§ WHAT IS ASKED
**A)** According to the activity feed article, why should timeline entries hold only IDs and timestamps, with the full posts, users, and media fetched when the feed is served?
**B)** Copy everything in the activity feed article from "The Foundational Principle: Separate" down to "decision covered below.".

═══ EXCERPTED PASSAGE ═══

How Do You Architect a Scalable Activity Feed System?

Activity feeds power some of the most heavily used features on the web: X's home timeline, Facebook's news feed, LinkedIn's updates, and the notifications panel in nearly every social app. They look simple on the surface, but feeds that work fine with 10,000 users often collapse under the weight of 10 million.

The core challenge is that feeds sit at the intersection of high write volume (every post, like, comment, and follow generates events) and high read volume (every user checks their feed constantly). Getting both sides fast requires careful architectural decisions.

The Foundational Principle: Separate Event Capture From Feed Serving

Before diving into specific questions, understand the architecture that underlies most production feed systems. You need three distinct layers:

Immutable activity events. When a user posts, likes, or comments, you write that event to your primary datastore and emit it to a durable message queue (Kafka, Kinesis, or similar). This write path should be fast and acknowledge quickly.
A serving view. A separate pipeline consumes those events and builds per-user timelines. These can be materialized lists (precomputed for each user) or query-time assemblies (computed on demand). The choice between these approaches is the push vs. pull decision covered below.
Hydration. Timeline entries store minimal data, typically just IDs and timestamps. When serving a feed, you batch-fetch the full objects (posts, users, media) from caches and datastores. This keeps your timeline storage small and your reads predictable.

═══ INFORMATION GIVEN ═══

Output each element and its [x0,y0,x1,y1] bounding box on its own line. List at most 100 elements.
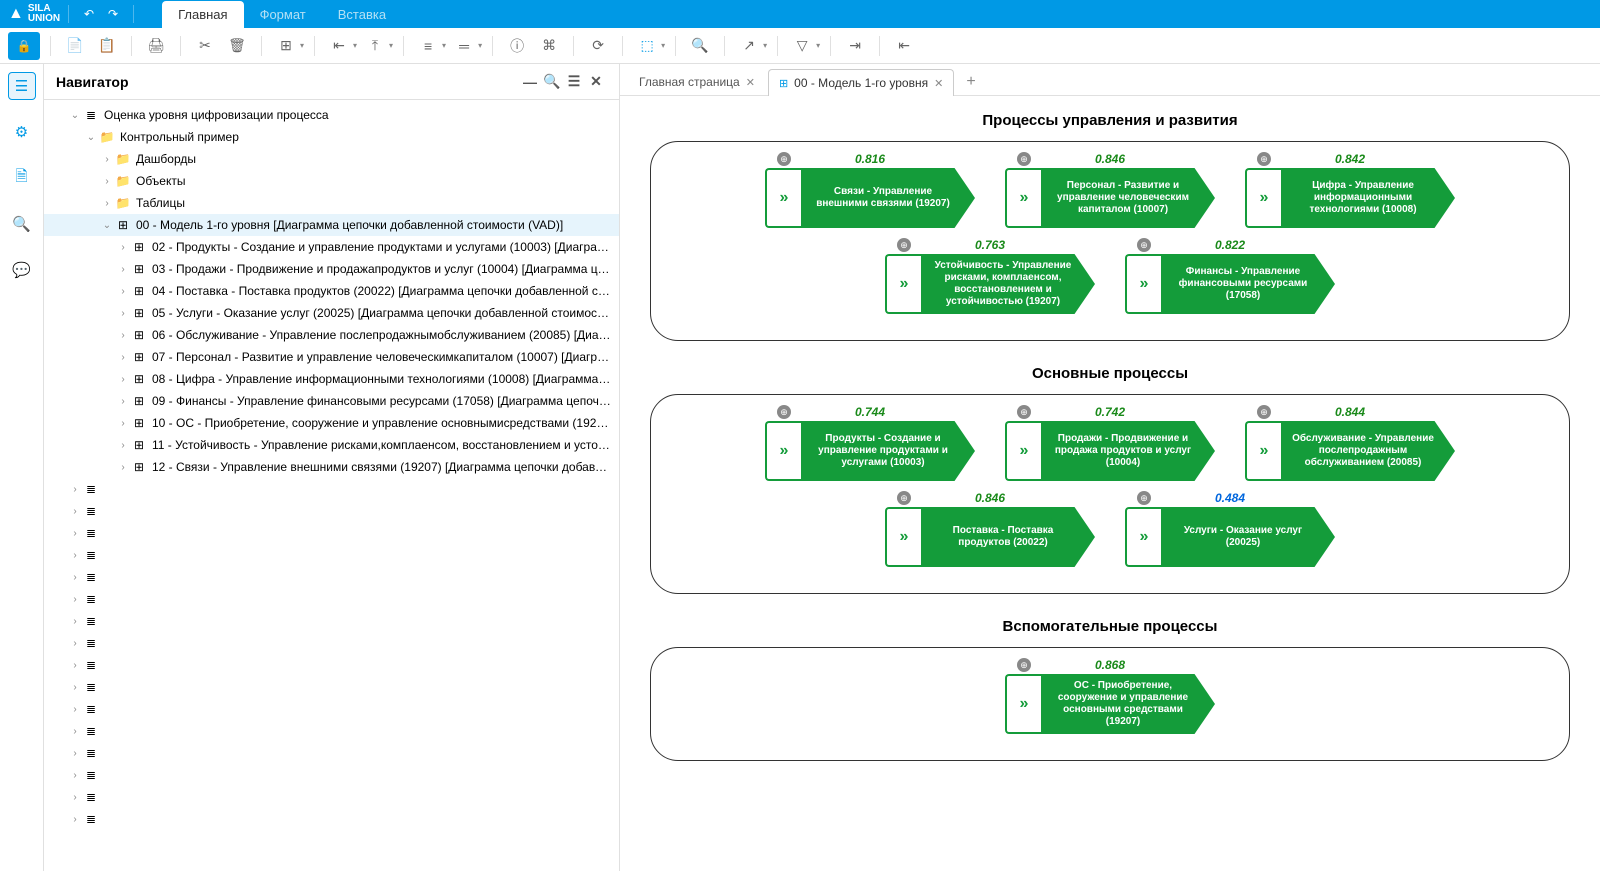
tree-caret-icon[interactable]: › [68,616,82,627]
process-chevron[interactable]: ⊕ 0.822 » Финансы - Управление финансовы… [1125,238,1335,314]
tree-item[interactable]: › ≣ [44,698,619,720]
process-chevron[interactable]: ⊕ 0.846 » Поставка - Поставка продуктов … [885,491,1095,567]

═══

§ WRITTEN ANSWERS
**A)** Storing only IDs and timestamps in timeline entries, then batch-fetching the full objects from caches and datastores when the feed is served, keeps timeline storage small and makes reads predictable.

**B)**
The Foundational Principle: Separate Event Capture From Feed Serving

Before diving into specific questions, understand the architecture that underlies most production feed systems. You need three distinct layers:

Immutable activity events. When a user posts, likes, or comments, you write that event to your primary datastore and emit it to a durable message queue (Kafka, Kinesis, or similar). This write path should be fast and acknowledge quickly.
A serving view. A separate pipeline consumes those events and builds per-user timelines. These can be materialized lists (precomputed for each user) or query-time assemblies (computed on demand). The choice between these approaches is the push vs. pull decision covered below.